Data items
(begin)

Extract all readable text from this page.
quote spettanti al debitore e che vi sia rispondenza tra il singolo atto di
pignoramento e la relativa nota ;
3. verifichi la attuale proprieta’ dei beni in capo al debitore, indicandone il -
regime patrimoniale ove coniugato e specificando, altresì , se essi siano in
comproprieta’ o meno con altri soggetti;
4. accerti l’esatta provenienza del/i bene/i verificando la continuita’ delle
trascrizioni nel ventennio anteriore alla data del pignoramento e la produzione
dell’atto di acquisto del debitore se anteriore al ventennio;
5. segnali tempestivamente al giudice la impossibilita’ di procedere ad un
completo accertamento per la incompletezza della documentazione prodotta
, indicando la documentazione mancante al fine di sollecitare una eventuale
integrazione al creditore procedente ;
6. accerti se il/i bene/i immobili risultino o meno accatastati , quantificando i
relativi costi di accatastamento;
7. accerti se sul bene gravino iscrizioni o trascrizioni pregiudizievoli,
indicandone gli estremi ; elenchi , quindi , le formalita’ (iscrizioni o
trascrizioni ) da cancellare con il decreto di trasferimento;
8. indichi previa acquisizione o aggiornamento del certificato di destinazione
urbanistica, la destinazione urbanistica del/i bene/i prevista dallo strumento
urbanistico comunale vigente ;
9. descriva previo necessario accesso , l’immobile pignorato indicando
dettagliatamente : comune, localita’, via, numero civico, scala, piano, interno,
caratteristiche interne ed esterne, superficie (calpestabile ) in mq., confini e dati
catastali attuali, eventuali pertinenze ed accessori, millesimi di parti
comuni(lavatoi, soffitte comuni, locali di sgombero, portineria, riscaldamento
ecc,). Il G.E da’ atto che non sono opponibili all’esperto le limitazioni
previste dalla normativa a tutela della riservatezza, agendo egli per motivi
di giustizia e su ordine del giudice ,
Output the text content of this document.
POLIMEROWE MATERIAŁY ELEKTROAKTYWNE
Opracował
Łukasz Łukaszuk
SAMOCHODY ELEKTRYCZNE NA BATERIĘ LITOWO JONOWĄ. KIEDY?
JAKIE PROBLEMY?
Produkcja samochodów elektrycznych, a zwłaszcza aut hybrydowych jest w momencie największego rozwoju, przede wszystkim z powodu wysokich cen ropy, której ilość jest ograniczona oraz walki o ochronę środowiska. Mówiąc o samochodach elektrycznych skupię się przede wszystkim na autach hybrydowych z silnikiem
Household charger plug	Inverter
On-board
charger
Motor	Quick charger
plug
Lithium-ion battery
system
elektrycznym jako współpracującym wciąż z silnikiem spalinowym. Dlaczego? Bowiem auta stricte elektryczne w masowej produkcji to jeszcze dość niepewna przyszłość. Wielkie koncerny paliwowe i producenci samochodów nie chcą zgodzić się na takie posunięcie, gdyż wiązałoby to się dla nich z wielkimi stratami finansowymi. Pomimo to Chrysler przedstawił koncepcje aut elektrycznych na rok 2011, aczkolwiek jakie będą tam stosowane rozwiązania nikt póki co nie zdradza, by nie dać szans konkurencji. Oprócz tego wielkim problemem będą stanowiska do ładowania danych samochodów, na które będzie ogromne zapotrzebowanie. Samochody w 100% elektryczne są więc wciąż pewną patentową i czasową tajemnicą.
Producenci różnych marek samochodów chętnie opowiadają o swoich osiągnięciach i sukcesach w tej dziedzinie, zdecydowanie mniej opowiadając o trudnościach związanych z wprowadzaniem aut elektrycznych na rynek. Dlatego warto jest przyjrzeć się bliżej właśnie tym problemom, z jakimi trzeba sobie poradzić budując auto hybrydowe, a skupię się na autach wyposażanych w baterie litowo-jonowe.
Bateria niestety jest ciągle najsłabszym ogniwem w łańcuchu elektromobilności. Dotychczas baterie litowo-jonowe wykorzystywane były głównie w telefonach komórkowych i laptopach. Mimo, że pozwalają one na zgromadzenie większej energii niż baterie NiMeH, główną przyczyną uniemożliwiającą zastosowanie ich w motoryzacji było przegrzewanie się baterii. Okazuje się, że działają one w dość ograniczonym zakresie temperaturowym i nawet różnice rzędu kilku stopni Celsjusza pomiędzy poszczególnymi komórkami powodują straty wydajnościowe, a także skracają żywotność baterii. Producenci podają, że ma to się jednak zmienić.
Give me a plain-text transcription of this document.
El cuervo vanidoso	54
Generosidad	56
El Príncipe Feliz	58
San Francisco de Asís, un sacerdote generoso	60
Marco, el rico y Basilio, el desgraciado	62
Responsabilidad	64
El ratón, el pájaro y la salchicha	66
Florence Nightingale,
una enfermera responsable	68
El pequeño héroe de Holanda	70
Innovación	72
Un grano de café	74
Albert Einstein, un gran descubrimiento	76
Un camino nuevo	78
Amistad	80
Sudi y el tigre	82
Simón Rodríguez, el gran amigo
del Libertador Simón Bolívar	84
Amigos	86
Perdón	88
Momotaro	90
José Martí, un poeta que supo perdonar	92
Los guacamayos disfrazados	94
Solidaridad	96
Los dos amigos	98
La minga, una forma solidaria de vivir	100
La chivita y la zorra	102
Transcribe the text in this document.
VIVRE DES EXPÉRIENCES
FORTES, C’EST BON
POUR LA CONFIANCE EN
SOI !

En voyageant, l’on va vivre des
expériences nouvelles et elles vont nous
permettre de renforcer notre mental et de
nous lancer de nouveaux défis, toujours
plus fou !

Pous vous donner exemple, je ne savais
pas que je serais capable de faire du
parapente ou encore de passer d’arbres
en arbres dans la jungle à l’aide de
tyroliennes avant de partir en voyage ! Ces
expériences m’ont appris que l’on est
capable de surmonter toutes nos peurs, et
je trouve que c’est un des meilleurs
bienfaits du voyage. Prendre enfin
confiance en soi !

(end)

Provide the number of lines in these entries that hold the word "charger", without any accompanying text.

3